## Saved entries
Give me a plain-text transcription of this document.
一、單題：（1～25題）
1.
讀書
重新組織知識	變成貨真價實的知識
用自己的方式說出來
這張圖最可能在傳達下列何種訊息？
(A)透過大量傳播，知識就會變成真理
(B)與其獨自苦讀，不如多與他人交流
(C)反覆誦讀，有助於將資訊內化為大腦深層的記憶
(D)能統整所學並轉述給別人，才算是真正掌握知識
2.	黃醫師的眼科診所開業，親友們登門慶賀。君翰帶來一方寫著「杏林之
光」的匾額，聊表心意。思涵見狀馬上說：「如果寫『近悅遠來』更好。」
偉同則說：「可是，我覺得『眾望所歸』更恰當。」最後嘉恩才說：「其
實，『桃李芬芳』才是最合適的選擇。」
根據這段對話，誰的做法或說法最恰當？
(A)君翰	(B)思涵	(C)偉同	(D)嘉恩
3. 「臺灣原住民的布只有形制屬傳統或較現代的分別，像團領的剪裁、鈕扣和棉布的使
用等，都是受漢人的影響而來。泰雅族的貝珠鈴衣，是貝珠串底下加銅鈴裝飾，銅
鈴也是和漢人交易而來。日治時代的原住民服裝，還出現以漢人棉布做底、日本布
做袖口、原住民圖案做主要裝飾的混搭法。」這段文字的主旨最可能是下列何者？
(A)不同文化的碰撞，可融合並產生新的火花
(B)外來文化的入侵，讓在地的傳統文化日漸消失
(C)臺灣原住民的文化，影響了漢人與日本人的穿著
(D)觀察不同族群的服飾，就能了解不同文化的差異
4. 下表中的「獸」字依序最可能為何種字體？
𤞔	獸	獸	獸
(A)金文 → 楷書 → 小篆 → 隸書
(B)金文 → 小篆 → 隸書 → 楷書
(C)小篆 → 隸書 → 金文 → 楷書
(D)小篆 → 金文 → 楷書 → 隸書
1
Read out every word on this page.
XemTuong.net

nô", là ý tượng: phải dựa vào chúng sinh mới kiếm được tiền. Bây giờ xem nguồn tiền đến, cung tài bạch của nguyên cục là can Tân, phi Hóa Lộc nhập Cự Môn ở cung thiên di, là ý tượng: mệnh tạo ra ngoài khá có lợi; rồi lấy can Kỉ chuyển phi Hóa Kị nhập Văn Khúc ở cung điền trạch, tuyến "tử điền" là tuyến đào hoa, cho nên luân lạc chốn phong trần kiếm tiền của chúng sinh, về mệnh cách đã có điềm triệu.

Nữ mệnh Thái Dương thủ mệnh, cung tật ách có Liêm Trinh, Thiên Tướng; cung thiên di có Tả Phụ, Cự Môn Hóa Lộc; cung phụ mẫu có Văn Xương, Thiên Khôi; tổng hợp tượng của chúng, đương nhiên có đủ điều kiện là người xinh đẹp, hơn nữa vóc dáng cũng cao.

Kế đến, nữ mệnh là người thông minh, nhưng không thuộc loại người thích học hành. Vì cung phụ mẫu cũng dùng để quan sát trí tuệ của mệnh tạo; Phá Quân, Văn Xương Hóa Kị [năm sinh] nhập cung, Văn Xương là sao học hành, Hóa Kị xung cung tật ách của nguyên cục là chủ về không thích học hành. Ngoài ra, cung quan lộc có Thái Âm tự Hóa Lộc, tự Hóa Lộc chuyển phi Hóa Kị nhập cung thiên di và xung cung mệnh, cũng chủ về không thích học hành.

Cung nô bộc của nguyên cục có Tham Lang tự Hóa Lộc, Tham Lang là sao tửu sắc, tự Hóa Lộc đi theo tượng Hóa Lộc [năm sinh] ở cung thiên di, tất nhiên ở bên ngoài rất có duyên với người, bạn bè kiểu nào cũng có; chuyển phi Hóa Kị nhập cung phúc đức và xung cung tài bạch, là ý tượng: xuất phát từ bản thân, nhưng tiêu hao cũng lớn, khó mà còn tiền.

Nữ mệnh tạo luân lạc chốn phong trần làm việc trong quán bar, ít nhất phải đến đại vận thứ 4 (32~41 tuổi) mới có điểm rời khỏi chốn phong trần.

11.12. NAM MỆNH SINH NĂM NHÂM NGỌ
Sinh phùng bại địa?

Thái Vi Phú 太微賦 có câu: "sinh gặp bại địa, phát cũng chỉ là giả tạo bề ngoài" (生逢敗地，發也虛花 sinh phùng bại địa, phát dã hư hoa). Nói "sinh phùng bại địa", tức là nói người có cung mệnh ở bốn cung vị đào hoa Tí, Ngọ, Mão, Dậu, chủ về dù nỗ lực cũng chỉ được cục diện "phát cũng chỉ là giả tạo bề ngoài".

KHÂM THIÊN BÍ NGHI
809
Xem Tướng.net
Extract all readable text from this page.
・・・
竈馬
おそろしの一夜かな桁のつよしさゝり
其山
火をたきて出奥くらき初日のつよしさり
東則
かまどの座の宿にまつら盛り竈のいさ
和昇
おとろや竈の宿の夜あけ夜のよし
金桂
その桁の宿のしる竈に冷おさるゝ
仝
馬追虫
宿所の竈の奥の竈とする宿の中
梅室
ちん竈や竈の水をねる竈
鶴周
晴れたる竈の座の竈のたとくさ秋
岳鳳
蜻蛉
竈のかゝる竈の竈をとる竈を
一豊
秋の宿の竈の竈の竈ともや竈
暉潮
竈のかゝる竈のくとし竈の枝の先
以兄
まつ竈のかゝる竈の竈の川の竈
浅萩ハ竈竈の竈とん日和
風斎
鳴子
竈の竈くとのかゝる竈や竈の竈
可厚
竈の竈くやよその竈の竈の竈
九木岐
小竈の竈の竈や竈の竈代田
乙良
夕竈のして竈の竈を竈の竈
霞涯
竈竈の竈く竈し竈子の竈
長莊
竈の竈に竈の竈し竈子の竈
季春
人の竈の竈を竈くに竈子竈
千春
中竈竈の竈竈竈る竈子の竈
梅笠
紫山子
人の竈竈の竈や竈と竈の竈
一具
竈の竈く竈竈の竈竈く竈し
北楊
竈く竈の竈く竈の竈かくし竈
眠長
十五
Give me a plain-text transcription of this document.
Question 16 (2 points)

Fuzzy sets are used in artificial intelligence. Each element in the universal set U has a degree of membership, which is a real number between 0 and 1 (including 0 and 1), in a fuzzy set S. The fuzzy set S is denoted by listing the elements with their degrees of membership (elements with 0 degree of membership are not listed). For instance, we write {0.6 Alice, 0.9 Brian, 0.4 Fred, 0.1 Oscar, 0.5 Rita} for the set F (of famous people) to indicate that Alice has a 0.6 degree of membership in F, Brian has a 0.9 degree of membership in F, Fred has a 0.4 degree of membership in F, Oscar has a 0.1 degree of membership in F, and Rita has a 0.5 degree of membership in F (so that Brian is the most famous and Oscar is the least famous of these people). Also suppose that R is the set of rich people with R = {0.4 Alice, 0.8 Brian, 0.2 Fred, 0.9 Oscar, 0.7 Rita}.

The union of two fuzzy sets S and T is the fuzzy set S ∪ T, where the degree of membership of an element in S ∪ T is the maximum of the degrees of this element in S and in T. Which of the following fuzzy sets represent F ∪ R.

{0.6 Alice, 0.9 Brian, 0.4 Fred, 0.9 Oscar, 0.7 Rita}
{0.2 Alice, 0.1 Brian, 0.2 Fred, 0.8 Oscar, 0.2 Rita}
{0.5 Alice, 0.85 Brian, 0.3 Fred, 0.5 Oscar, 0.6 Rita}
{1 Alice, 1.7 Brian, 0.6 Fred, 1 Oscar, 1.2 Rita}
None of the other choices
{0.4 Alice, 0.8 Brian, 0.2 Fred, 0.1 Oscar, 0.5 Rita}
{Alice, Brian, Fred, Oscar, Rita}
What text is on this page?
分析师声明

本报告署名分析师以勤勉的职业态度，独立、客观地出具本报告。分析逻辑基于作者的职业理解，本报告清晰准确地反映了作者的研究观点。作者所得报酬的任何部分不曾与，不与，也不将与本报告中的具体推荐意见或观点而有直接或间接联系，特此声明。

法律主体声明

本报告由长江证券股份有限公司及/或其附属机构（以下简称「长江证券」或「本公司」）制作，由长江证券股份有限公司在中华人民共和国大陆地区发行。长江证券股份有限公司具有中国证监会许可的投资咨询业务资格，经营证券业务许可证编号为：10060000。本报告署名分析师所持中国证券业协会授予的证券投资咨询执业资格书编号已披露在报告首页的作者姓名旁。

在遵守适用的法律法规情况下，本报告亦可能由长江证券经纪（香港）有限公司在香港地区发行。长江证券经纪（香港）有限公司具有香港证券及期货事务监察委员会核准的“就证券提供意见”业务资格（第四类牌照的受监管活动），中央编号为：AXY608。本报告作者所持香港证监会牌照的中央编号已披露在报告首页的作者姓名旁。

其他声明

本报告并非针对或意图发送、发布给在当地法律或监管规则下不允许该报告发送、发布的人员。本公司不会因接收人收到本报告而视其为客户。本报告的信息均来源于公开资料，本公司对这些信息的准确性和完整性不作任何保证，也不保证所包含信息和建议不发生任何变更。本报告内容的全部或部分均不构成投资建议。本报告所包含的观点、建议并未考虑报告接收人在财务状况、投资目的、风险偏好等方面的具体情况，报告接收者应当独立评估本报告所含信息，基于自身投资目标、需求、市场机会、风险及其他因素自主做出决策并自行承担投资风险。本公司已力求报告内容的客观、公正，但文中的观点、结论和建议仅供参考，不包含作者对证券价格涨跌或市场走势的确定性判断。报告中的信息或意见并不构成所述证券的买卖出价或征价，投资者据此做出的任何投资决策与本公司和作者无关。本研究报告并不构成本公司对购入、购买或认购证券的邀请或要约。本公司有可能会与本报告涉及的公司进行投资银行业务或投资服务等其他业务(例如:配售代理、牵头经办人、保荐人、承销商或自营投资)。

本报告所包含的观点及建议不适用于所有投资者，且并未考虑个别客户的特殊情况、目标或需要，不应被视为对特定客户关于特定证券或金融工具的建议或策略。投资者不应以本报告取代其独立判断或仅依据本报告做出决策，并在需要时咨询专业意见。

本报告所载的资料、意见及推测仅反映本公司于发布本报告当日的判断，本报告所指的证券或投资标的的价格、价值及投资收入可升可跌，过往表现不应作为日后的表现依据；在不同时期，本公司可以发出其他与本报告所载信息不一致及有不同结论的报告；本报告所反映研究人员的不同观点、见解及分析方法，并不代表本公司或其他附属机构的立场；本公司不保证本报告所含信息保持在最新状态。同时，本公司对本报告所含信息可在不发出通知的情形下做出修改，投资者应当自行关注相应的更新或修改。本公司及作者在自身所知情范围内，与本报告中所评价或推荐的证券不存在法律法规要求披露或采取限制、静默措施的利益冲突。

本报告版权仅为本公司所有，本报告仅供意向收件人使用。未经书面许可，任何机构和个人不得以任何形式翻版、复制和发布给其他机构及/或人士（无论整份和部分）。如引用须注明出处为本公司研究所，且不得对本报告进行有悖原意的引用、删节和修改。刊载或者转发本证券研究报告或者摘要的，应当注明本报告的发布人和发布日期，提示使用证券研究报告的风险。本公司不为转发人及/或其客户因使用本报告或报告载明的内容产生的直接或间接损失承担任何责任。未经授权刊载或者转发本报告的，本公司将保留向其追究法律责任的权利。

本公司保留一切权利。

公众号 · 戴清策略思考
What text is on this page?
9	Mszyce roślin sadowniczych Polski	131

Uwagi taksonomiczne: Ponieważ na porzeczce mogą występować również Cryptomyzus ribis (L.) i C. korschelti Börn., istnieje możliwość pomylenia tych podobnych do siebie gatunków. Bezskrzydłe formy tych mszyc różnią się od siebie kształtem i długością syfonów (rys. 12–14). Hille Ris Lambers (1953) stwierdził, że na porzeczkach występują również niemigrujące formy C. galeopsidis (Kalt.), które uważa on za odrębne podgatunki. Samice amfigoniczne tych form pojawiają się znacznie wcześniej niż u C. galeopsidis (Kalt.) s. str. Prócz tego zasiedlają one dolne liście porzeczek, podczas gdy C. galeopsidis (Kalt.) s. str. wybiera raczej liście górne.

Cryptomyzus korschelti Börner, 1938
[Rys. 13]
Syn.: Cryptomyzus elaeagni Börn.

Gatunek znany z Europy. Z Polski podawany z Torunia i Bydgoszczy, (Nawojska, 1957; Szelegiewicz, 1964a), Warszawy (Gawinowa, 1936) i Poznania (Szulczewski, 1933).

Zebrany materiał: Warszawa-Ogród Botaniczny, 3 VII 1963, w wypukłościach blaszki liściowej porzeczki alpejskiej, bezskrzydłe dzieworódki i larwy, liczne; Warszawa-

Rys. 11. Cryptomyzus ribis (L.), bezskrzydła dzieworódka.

## Exercise description
Filter the entries above down to the lines containing the word "Tướng".

## Expected output
Nữ mệnh Thái Dương thủ mệnh, cung tật ách có Liêm Trinh, Thiên Tướng; cung thiên di có Tả Phụ, Cự Môn Hóa Lộc; cung phụ mẫu có Văn Xương, Thiên Khôi; tổng hợp tượng của chúng, đương nhiên có đủ điều kiện là người xinh đẹp, hơn nữa vóc dáng cũng cao.
Xem Tướng.net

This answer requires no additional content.